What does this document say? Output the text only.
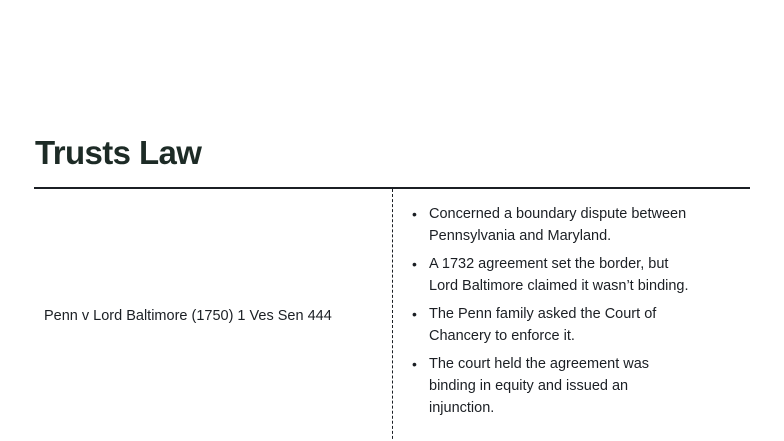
Trusts Law
Penn v Lord Baltimore (1750) 1 Ves Sen 444
• Concerned a boundary dispute between Pennsylvania and Maryland.
• A 1732 agreement set the border, but Lord Baltimore claimed it wasn’t binding.
• The Penn family asked the Court of Chancery to enforce it.
• The court held the agreement was binding in equity and issued an injunction.
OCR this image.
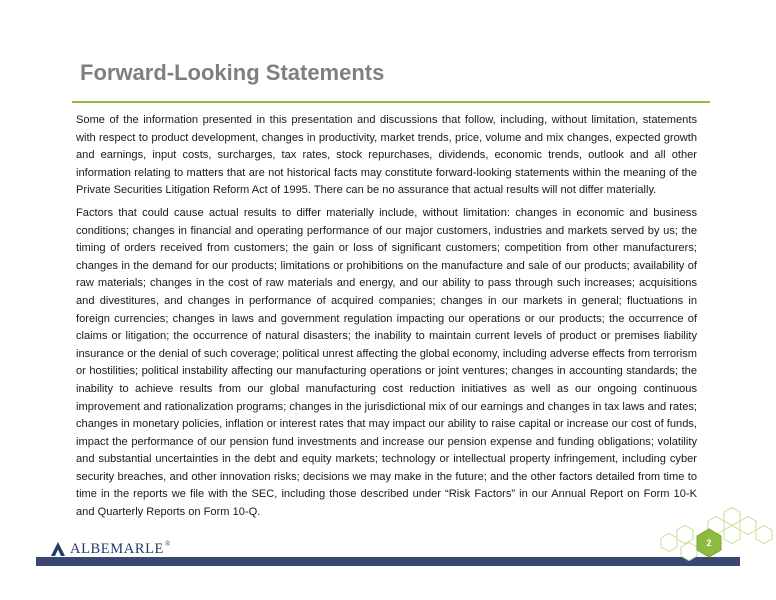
Forward-Looking Statements

Some of the information presented in this presentation and discussions that follow, including, without limitation, statements with respect to product development, changes in productivity, market trends, price, volume and mix changes, expected growth and earnings, input costs, surcharges, tax rates, stock repurchases, dividends, economic trends, outlook and all other information relating to matters that are not historical facts may constitute forward-looking statements within the meaning of the Private Securities Litigation Reform Act of 1995. There can be no assurance that actual results will not differ materially.

Factors that could cause actual results to differ materially include, without limitation: changes in economic and business conditions; changes in financial and operating performance of our major customers, industries and markets served by us; the timing of orders received from customers; the gain or loss of significant customers; competition from other manufacturers; changes in the demand for our products; limitations or prohibitions on the manufacture and sale of our products; availability of raw materials; changes in the cost of raw materials and energy, and our ability to pass through such increases; acquisitions and divestitures, and changes in performance of acquired companies; changes in our markets in general; fluctuations in foreign currencies; changes in laws and government regulation impacting our operations or our products; the occurrence of claims or litigation; the occurrence of natural disasters; the inability to maintain current levels of product or premises liability insurance or the denial of such coverage; political unrest affecting the global economy, including adverse effects from terrorism or hostilities; political instability affecting our manufacturing operations or joint ventures; changes in accounting standards; the inability to achieve results from our global manufacturing cost reduction initiatives as well as our ongoing continuous improvement and rationalization programs; changes in the jurisdictional mix of our earnings and changes in tax laws and rates; changes in monetary policies, inflation or interest rates that may impact our ability to raise capital or increase our cost of funds, impact the performance of our pension fund investments and increase our pension expense and funding obligations; volatility and substantial uncertainties in the debt and equity markets; technology or intellectual property infringement, including cyber security breaches, and other innovation risks; decisions we may make in the future; and the other factors detailed from time to time in the reports we file with the SEC, including those described under “Risk Factors” in our Annual Report on Form 10-K and Quarterly Reports on Form 10-Q.

ALBEMARLE ®	2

----

Reproduce the material word for word, minus the images.

__SOLUTION FOR THIS EXERCISE__:
What does this document say? Output the text only.
Trusts Law
Penn v Lord Baltimore (1750) 1 Ves Sen 444
• Concerned a boundary dispute between Pennsylvania and Maryland.
• A 1732 agreement set the border, but Lord Baltimore claimed it wasn’t binding.
• The Penn family asked the Court of Chancery to enforce it.
• The court held the agreement was binding in equity and issued an injunction.
OCR this image.
Forward-Looking Statements

Some of the information presented in this presentation and discussions that follow, including, without limitation, statements with respect to product development, changes in productivity, market trends, price, volume and mix changes, expected growth and earnings, input costs, surcharges, tax rates, stock repurchases, dividends, economic trends, outlook and all other information relating to matters that are not historical facts may constitute forward-looking statements within the meaning of the Private Securities Litigation Reform Act of 1995. There can be no assurance that actual results will not differ materially.

Factors that could cause actual results to differ materially include, without limitation: changes in economic and business conditions; changes in financial and operating performance of our major customers, industries and markets served by us; the timing of orders received from customers; the gain or loss of significant customers; competition from other manufacturers; changes in the demand for our products; limitations or prohibitions on the manufacture and sale of our products; availability of raw materials; changes in the cost of raw materials and energy, and our ability to pass through such increases; acquisitions and divestitures, and changes in performance of acquired companies; changes in our markets in general; fluctuations in foreign currencies; changes in laws and government regulation impacting our operations or our products; the occurrence of claims or litigation; the occurrence of natural disasters; the inability to maintain current levels of product or premises liability insurance or the denial of such coverage; political unrest affecting the global economy, including adverse effects from terrorism or hostilities; political instability affecting our manufacturing operations or joint ventures; changes in accounting standards; the inability to achieve results from our global manufacturing cost reduction initiatives as well as our ongoing continuous improvement and rationalization programs; changes in the jurisdictional mix of our earnings and changes in tax laws and rates; changes in monetary policies, inflation or interest rates that may impact our ability to raise capital or increase our cost of funds, impact the performance of our pension fund investments and increase our pension expense and funding obligations; volatility and substantial uncertainties in the debt and equity markets; technology or intellectual property infringement, including cyber security breaches, and other innovation risks; decisions we may make in the future; and the other factors detailed from time to time in the reports we file with the SEC, including those described under “Risk Factors” in our Annual Report on Form 10-K and Quarterly Reports on Form 10-Q.

ALBEMARLE ®	2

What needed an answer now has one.